*TASK TO COMPLETE:*
From the entries that follow, pick out all lines holding "millions".

━━━ MATERIAL TO PROCESS

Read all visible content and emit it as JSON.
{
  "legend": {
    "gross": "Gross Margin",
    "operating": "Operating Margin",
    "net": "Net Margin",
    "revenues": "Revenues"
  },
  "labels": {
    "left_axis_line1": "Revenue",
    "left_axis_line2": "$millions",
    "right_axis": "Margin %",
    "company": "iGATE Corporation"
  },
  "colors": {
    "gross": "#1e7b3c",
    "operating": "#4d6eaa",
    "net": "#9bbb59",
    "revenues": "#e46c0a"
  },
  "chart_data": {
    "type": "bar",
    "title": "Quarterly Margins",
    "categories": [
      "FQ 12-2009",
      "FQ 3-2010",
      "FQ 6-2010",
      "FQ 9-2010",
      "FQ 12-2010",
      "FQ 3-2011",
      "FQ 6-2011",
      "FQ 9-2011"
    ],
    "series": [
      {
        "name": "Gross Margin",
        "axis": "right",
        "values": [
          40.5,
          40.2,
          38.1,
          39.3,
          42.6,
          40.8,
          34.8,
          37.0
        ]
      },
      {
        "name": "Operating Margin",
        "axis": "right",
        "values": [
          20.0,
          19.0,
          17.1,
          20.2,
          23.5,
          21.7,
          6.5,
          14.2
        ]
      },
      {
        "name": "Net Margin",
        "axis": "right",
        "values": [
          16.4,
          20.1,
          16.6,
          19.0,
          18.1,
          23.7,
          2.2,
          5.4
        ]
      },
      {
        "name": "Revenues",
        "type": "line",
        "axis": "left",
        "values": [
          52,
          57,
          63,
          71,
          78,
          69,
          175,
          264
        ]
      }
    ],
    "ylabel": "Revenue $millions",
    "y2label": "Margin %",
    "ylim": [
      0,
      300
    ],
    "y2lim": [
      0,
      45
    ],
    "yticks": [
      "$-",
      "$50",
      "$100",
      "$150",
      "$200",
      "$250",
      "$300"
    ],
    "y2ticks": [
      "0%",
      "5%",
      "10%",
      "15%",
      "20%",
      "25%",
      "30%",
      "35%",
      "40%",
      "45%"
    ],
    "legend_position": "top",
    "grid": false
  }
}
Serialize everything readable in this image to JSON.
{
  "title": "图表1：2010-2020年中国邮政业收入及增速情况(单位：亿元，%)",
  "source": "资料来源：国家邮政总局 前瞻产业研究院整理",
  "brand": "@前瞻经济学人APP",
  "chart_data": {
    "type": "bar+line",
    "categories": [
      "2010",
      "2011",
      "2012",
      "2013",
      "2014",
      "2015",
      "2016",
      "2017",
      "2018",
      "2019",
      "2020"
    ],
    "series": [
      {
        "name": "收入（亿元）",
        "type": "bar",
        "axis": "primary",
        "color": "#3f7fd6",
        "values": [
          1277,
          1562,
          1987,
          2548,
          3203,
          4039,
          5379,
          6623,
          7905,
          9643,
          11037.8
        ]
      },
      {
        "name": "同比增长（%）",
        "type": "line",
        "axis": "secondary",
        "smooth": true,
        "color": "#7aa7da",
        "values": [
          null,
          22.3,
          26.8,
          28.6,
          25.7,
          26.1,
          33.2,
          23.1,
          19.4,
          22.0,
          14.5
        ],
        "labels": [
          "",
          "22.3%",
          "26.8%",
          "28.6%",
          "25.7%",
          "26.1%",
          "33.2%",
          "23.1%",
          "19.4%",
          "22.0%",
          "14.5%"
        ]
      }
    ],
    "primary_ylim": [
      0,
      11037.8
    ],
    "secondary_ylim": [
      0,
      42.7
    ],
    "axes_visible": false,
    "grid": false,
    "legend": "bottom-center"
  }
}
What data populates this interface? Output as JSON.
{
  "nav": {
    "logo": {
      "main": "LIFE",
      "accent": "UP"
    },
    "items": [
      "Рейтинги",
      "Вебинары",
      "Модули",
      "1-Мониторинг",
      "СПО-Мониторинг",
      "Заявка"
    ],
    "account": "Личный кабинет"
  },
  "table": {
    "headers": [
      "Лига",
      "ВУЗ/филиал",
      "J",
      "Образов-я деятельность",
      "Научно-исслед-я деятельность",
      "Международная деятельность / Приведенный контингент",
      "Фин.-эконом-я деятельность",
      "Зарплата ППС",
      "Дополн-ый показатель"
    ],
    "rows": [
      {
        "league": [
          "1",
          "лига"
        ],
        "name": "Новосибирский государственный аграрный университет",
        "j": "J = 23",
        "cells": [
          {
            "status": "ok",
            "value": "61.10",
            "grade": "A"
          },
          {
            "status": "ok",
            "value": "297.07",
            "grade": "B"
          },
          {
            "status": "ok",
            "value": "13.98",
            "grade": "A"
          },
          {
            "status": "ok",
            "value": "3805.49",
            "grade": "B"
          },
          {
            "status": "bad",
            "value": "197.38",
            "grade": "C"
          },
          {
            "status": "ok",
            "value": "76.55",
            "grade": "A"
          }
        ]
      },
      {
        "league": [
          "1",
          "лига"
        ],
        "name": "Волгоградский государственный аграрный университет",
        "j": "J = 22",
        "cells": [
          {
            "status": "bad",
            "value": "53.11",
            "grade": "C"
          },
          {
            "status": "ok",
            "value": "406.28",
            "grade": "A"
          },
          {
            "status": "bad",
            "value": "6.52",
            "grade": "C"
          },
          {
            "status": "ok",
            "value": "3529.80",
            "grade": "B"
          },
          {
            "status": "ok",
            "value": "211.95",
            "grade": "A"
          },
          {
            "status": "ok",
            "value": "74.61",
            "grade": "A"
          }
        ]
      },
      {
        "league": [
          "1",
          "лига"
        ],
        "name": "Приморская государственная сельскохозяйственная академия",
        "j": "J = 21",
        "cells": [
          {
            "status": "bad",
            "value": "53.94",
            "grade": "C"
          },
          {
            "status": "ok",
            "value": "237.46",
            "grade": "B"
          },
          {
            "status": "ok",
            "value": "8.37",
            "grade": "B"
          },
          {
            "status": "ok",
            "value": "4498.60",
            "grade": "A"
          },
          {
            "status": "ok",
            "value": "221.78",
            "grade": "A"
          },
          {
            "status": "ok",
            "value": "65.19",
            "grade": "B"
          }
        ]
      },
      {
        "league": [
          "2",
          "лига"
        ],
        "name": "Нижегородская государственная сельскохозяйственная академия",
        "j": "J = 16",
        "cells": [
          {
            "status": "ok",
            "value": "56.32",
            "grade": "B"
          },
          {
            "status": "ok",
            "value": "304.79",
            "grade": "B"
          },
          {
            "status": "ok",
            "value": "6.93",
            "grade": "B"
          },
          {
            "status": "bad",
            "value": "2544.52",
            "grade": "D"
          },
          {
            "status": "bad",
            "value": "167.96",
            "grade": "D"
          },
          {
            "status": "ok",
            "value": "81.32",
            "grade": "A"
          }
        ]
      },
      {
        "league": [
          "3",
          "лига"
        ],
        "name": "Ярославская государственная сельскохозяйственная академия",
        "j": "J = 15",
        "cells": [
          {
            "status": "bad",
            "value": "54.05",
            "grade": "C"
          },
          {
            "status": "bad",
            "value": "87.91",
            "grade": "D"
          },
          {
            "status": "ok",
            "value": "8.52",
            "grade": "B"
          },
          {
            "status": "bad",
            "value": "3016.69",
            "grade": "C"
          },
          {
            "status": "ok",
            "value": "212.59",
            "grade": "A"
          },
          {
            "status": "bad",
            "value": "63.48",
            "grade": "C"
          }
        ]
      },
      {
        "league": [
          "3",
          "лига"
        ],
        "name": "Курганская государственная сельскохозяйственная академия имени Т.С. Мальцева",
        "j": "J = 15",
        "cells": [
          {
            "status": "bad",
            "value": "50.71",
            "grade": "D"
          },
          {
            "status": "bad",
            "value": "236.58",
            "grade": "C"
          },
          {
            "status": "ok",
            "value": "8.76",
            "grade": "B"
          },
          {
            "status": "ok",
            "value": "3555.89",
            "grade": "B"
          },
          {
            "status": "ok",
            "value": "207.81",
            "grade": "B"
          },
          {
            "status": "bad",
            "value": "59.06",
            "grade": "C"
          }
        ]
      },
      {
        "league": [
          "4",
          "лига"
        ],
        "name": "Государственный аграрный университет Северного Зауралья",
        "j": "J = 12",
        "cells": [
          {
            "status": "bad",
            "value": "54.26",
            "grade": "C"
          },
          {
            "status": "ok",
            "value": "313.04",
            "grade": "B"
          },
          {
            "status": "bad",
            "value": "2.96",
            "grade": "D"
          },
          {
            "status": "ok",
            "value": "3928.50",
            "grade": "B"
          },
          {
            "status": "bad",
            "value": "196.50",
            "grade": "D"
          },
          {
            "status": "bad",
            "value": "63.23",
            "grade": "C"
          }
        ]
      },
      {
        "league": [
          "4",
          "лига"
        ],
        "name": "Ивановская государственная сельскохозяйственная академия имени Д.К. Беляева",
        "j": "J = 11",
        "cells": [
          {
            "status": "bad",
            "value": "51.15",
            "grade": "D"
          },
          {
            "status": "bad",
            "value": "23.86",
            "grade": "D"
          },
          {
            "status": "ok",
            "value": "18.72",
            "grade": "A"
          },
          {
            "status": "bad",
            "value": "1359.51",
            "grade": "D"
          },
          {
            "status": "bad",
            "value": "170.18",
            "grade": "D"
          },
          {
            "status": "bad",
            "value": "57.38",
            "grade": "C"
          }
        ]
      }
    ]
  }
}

━━━━━━

*SOLUTION:*
    "left_axis_line2": "$millions",
    "ylabel": "Revenue $millions",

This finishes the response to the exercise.